-- start of Data --
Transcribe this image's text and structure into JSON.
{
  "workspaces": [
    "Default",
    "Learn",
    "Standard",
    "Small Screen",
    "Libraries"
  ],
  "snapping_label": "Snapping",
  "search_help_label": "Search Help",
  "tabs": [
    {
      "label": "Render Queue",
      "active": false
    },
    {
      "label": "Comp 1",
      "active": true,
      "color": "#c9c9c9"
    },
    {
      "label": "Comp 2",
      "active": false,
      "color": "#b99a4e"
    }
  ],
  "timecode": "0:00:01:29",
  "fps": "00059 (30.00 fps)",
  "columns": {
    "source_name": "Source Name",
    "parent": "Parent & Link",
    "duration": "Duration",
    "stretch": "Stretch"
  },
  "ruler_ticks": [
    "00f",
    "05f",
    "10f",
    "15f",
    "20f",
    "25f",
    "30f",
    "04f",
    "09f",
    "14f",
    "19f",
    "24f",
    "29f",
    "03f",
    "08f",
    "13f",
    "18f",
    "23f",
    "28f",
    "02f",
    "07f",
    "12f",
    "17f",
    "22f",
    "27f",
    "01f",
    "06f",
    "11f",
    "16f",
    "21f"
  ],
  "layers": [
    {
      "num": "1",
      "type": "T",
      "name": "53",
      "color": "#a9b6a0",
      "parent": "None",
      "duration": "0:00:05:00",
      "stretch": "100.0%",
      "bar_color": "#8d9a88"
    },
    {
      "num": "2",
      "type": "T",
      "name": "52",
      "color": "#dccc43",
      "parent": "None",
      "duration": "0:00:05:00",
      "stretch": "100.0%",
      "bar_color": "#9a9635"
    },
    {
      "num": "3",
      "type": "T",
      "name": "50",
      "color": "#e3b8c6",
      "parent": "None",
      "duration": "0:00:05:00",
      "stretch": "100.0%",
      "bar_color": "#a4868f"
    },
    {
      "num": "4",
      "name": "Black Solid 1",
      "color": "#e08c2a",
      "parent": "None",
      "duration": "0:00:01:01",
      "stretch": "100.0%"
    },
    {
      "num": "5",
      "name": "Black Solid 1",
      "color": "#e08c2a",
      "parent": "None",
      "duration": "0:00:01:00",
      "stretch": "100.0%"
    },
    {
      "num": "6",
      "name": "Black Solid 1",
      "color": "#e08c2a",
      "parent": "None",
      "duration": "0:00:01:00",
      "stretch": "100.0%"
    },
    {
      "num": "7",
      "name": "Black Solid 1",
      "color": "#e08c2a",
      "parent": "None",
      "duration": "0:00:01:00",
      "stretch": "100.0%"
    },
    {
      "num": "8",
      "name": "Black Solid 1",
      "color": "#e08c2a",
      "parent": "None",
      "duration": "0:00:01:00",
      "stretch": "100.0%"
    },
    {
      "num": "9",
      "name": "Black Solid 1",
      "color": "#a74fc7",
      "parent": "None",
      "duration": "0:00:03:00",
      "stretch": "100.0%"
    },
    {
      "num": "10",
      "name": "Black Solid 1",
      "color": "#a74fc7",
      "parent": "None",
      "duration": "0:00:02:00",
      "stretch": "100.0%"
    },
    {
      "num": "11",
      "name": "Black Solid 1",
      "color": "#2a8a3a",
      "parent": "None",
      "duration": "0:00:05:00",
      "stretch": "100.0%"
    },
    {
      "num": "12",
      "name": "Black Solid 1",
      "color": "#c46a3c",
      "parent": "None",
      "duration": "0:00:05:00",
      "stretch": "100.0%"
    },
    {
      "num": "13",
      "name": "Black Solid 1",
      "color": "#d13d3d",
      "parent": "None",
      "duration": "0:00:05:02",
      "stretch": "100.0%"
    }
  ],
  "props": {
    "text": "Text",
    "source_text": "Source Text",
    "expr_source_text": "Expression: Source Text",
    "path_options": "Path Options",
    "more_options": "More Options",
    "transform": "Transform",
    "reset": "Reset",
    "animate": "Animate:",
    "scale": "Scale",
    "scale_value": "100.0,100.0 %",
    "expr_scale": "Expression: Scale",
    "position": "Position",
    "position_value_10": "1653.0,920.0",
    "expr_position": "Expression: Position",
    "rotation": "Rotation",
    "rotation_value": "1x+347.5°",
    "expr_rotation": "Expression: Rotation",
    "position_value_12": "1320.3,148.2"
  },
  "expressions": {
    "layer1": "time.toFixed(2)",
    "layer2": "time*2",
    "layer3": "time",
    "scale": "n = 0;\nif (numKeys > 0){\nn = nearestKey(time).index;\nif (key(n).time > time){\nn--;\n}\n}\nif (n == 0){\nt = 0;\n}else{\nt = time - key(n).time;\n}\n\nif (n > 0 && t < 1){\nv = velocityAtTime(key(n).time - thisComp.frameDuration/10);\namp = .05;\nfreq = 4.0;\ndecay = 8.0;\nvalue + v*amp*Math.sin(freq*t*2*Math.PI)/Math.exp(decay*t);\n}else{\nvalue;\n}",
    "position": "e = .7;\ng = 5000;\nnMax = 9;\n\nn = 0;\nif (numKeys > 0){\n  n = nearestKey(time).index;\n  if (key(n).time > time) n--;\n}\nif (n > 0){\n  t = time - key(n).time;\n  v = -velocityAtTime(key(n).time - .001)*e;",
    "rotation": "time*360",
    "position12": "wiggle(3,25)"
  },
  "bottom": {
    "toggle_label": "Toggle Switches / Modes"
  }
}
-- end of Data --
Every line holding "Options" should be copied out.

**Finished answer**
    "path_options": "Path Options",
    "more_options": "More Options",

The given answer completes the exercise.